## The problem
Copy out all lines of the records in which the word "name" appears.

## Dataset rows
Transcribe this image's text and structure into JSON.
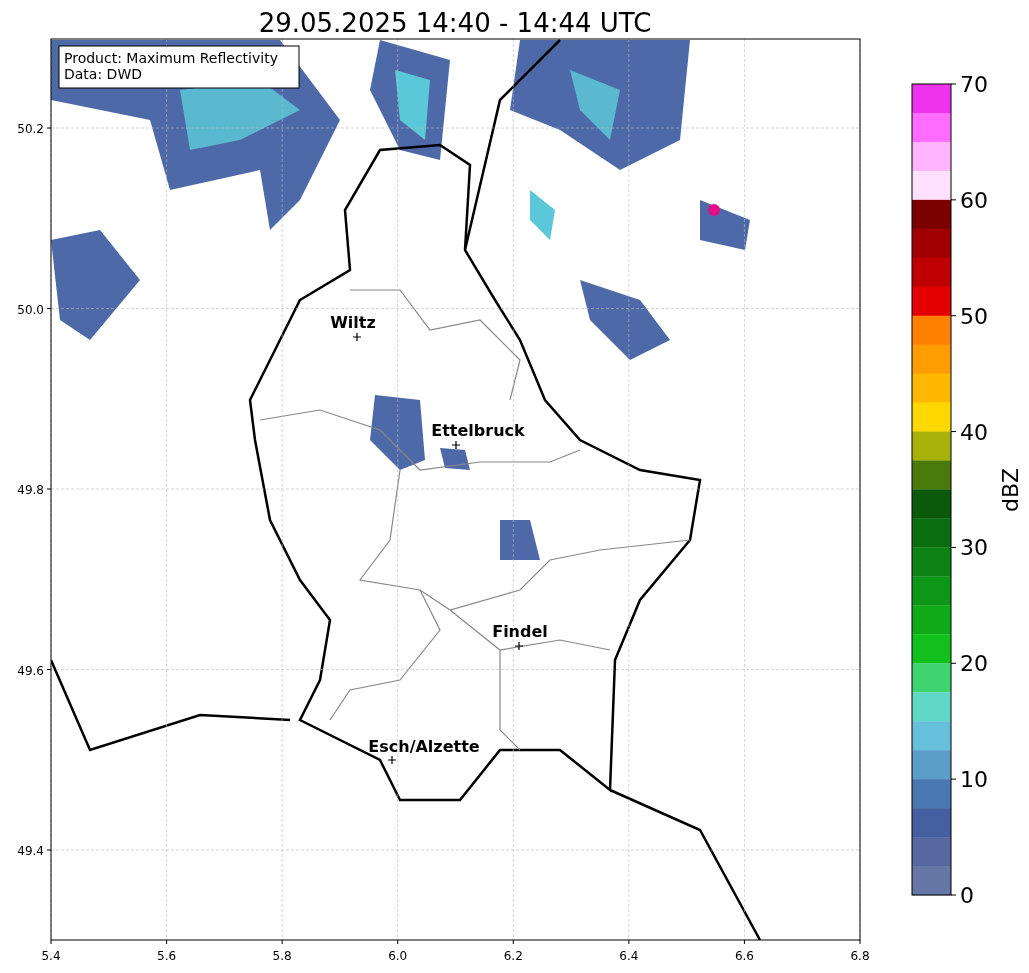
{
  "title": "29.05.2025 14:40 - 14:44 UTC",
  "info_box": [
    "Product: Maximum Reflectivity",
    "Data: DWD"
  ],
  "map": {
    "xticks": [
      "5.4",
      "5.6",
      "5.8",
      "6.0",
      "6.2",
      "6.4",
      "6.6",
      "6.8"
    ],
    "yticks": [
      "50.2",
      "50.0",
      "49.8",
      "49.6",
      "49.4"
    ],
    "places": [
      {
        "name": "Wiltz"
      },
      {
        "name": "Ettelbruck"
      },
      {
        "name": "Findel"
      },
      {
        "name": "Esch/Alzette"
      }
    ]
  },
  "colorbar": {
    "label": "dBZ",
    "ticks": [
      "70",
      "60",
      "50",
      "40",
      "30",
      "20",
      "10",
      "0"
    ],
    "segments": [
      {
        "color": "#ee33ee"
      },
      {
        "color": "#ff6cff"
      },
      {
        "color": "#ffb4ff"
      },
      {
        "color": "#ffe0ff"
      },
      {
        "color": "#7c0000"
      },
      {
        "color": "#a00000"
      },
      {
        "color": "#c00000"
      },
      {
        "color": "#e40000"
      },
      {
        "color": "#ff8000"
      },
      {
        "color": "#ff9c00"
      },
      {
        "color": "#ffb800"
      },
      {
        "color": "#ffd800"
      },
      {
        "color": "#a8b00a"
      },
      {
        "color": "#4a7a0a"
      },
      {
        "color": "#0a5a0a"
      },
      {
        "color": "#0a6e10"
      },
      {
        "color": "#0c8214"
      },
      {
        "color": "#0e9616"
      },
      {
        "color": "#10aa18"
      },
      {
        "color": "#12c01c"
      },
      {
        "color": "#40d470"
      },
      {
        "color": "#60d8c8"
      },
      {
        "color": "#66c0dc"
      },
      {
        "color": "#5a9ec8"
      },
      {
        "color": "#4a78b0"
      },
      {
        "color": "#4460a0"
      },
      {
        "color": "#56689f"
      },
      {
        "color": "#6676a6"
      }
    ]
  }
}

## Complete answer
        "name": "Wiltz"
        "name": "Ettelbruck"
        "name": "Findel"
        "name": "Esch/Alzette"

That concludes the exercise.